SET PROBLEM: From the listing below, pick out each line with the word "montagem".

INPUT ROWS:
☆ ☆ ☆

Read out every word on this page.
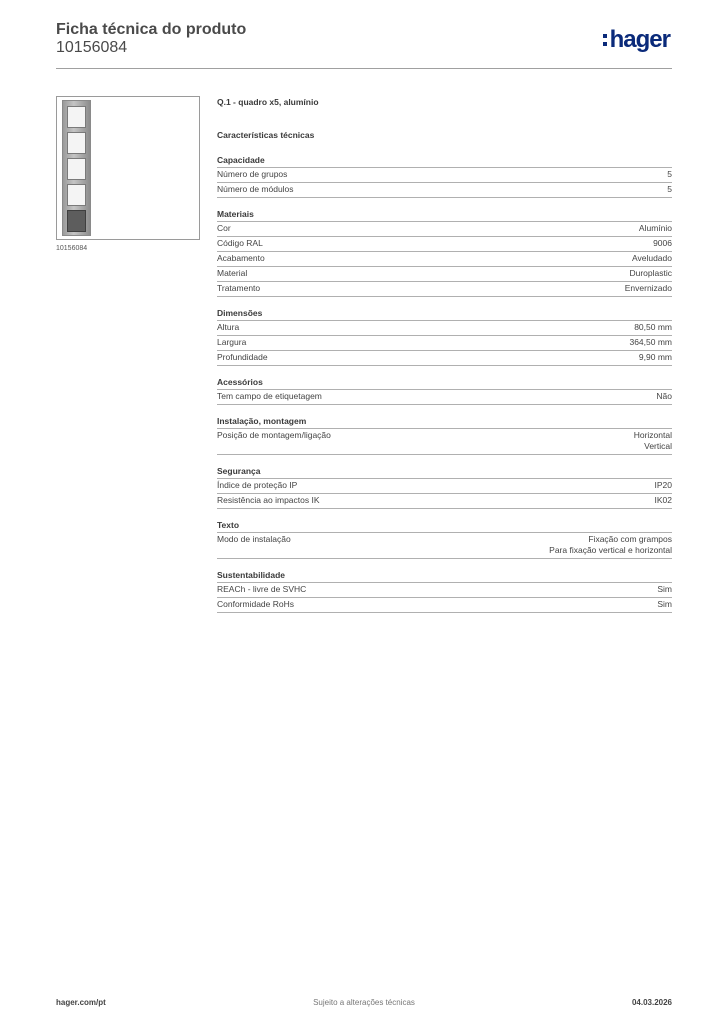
Ficha técnica do produto
10156084	hager
10156084
Q.1 - quadro x5, alumínio
Características técnicas
Capacidade
Número de grupos	5
Número de módulos	5
Materiais
Cor	Alumínio
Código RAL	9006
Acabamento	Aveludado
Material	Duroplastic
Tratamento	Envernizado
Dimensões
Altura	80,50 mm
Largura	364,50 mm
Profundidade	9,90 mm
Acessórios
Tem campo de etiquetagem	Não
Instalação, montagem
Posição de montagem/ligação	Horizontal
Vertical
Segurança
Índice de proteção IP	IP20
Resistência ao impactos IK	IK02
Texto
Modo de instalação	Fixação com grampos
Para fixação vertical e horizontal
Sustentabilidade
REACh - livre de SVHC	Sim
Conformidade RoHs	Sim
hager.com/pt	Sujeito a alterações técnicas	04.03.2026
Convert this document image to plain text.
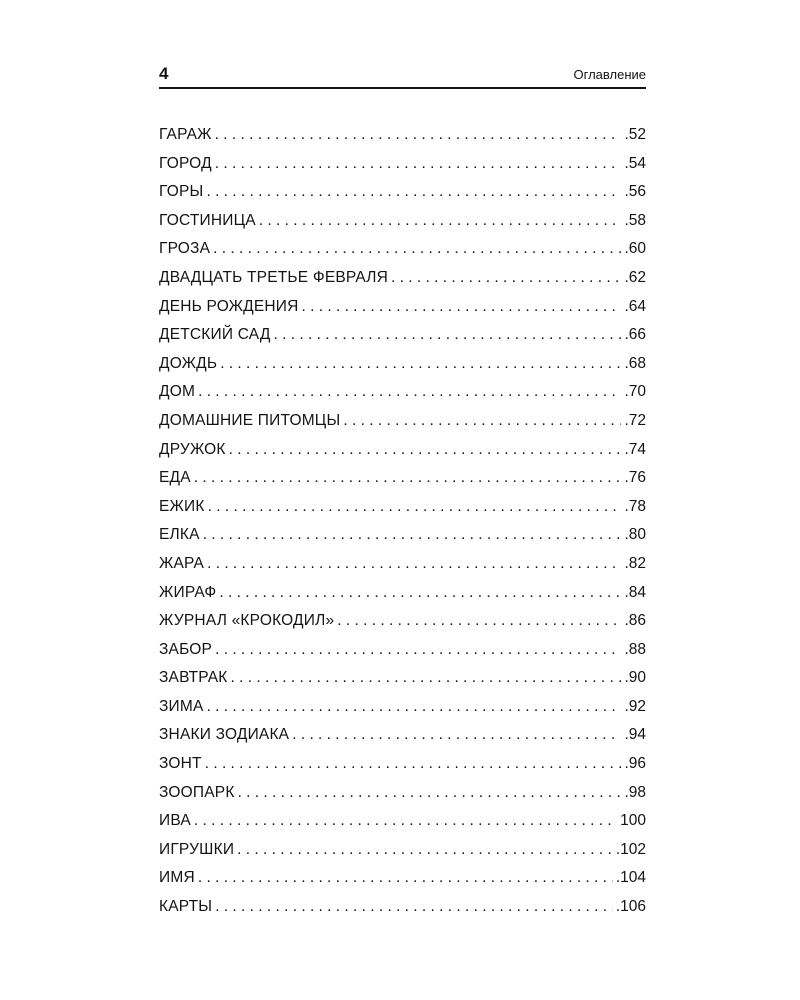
4	Оглавление
ГАРАЖ . . .	.52
ГОРОД . . .	.54
ГОРЫ . . .	.56
ГОСТИНИЦА . . .	.58
ГРОЗА . . .	.60
ДВАДЦАТЬ ТРЕТЬЕ ФЕВРАЛЯ . . .	.62
ДЕНЬ РОЖДЕНИЯ . . .	.64
ДЕТСКИЙ САД . . .	.66
ДОЖДЬ . . .	.68
ДОМ . . .	.70
ДОМАШНИЕ ПИТОМЦЫ . . .	.72
ДРУЖОК . . .	.74
ЕДА . . .	.76
ЕЖИК . . .	.78
ЕЛКА . . .	.80
ЖАРА . . .	.82
ЖИРАФ . . .	.84
ЖУРНАЛ «КРОКОДИЛ» . . .	.86
ЗАБОР . . .	.88
ЗАВТРАК . . .	.90
ЗИМА . . .	.92
ЗНАКИ ЗОДИАКА . . .	.94
ЗОНТ . . .	.96
ЗООПАРК . . .	.98
ИВА . . .	100
ИГРУШКИ . . .	.102
ИМЯ . . .	.104
КАРТЫ . . .	.106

☆ ☆ ☆

RESPONSE TO THIS EXERCISE:
Instalação, montagem
Posição de montagem/ligação	Horizontal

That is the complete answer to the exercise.